═══ Input records ═══

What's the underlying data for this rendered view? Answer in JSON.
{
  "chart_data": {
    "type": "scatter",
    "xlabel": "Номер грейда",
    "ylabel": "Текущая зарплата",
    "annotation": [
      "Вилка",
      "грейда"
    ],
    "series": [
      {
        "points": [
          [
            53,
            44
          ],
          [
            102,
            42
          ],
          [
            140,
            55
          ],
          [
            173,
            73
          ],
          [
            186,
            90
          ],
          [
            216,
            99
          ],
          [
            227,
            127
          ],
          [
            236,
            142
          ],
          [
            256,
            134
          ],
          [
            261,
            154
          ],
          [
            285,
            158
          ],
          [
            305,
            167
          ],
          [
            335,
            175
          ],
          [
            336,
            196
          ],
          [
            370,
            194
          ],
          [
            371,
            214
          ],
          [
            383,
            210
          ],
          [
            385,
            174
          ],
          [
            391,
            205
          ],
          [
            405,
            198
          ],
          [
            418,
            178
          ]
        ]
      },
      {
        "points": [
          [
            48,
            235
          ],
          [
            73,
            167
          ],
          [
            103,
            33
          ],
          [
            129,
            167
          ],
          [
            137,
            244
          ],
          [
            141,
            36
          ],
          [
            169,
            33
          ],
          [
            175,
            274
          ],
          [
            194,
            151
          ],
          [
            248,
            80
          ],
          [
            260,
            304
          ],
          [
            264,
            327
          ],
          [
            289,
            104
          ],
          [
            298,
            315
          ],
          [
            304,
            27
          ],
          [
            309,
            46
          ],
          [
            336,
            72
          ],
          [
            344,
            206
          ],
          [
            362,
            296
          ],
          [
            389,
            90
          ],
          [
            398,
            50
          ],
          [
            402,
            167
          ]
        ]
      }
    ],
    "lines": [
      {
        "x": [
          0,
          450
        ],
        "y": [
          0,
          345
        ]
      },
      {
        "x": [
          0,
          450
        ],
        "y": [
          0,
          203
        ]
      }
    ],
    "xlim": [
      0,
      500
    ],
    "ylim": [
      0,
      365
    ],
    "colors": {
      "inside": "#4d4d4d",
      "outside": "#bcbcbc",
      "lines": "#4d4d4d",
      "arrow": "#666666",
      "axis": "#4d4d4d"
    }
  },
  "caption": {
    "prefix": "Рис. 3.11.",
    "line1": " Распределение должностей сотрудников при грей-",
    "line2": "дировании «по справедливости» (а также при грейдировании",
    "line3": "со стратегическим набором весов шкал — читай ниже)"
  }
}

═══

**What is being asked**
Each record above should be returned exactly as it appears.

**Task output**
What's the underlying data for this rendered view? Answer in JSON.
{
  "chart_data": {
    "type": "scatter",
    "xlabel": "Номер грейда",
    "ylabel": "Текущая зарплата",
    "annotation": [
      "Вилка",
      "грейда"
    ],
    "series": [
      {
        "points": [
          [
            53,
            44
          ],
          [
            102,
            42
          ],
          [
            140,
            55
          ],
          [
            173,
            73
          ],
          [
            186,
            90
          ],
          [
            216,
            99
          ],
          [
            227,
            127
          ],
          [
            236,
            142
          ],
          [
            256,
            134
          ],
          [
            261,
            154
          ],
          [
            285,
            158
          ],
          [
            305,
            167
          ],
          [
            335,
            175
          ],
          [
            336,
            196
          ],
          [
            370,
            194
          ],
          [
            371,
            214
          ],
          [
            383,
            210
          ],
          [
            385,
            174
          ],
          [
            391,
            205
          ],
          [
            405,
            198
          ],
          [
            418,
            178
          ]
        ]
      },
      {
        "points": [
          [
            48,
            235
          ],
          [
            73,
            167
          ],
          [
            103,
            33
          ],
          [
            129,
            167
          ],
          [
            137,
            244
          ],
          [
            141,
            36
          ],
          [
            169,
            33
          ],
          [
            175,
            274
          ],
          [
            194,
            151
          ],
          [
            248,
            80
          ],
          [
            260,
            304
          ],
          [
            264,
            327
          ],
          [
            289,
            104
          ],
          [
            298,
            315
          ],
          [
            304,
            27
          ],
          [
            309,
            46
          ],
          [
            336,
            72
          ],
          [
            344,
            206
          ],
          [
            362,
            296
          ],
          [
            389,
            90
          ],
          [
            398,
            50
          ],
          [
            402,
            167
          ]
        ]
      }
    ],
    "lines": [
      {
        "x": [
          0,
          450
        ],
        "y": [
          0,
          345
        ]
      },
      {
        "x": [
          0,
          450
        ],
        "y": [
          0,
          203
        ]
      }
    ],
    "xlim": [
      0,
      500
    ],
    "ylim": [
      0,
      365
    ],
    "colors": {
      "inside": "#4d4d4d",
      "outside": "#bcbcbc",
      "lines": "#4d4d4d",
      "arrow": "#666666",
      "axis": "#4d4d4d"
    }
  },
  "caption": {
    "prefix": "Рис. 3.11.",
    "line1": " Распределение должностей сотрудников при грей-",
    "line2": "дировании «по справедливости» (а также при грейдировании",
    "line3": "со стратегическим набором весов шкал — читай ниже)"
  }
}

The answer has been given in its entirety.